◆ **Task goal**
Print out every line, exactly as written.

____ Material

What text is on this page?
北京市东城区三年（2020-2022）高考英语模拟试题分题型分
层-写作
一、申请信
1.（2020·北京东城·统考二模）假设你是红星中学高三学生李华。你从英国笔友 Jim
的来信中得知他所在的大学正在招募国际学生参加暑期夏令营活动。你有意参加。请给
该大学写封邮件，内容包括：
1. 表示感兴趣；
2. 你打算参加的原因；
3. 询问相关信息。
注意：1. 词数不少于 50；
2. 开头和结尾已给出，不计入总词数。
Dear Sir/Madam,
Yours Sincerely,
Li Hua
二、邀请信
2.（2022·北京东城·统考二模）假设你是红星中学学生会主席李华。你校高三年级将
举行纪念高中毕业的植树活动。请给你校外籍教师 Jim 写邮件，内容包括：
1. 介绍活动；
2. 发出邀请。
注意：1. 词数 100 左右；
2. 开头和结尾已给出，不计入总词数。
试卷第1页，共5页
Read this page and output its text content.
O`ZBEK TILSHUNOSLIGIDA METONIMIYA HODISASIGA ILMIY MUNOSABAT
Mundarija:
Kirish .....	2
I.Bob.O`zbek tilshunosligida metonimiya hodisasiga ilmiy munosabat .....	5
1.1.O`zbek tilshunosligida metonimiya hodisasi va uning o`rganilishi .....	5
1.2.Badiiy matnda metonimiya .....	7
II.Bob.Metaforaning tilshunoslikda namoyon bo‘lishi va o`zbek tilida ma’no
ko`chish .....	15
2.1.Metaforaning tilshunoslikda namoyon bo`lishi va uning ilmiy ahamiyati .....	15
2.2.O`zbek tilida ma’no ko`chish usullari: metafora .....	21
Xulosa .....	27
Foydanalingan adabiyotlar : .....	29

________

◆ **Response to this task**
What text is on this page?
北京市东城区三年（2020-2022）高考英语模拟试题分题型分
层-写作
一、申请信
1.（2020·北京东城·统考二模）假设你是红星中学高三学生李华。你从英国笔友 Jim
的来信中得知他所在的大学正在招募国际学生参加暑期夏令营活动。你有意参加。请给
该大学写封邮件，内容包括：
1. 表示感兴趣；
2. 你打算参加的原因；
3. 询问相关信息。
注意：1. 词数不少于 50；
2. 开头和结尾已给出，不计入总词数。
Dear Sir/Madam,
Yours Sincerely,
Li Hua
二、邀请信
2.（2022·北京东城·统考二模）假设你是红星中学学生会主席李华。你校高三年级将
举行纪念高中毕业的植树活动。请给你校外籍教师 Jim 写邮件，内容包括：
1. 介绍活动；
2. 发出邀请。
注意：1. 词数 100 左右；
2. 开头和结尾已给出，不计入总词数。
试卷第1页，共5页
Read this page and output its text content.
O`ZBEK TILSHUNOSLIGIDA METONIMIYA HODISASIGA ILMIY MUNOSABAT
Mundarija:
Kirish .....	2
I.Bob.O`zbek tilshunosligida metonimiya hodisasiga ilmiy munosabat .....	5
1.1.O`zbek tilshunosligida metonimiya hodisasi va uning o`rganilishi .....	5
1.2.Badiiy matnda metonimiya .....	7
II.Bob.Metaforaning tilshunoslikda namoyon bo‘lishi va o`zbek tilida ma’no
ko`chish .....	15
2.1.Metaforaning tilshunoslikda namoyon bo`lishi va uning ilmiy ahamiyati .....	15
2.2.O`zbek tilida ma’no ko`chish usullari: metafora .....	21
Xulosa .....	27
Foydanalingan adabiyotlar : .....	29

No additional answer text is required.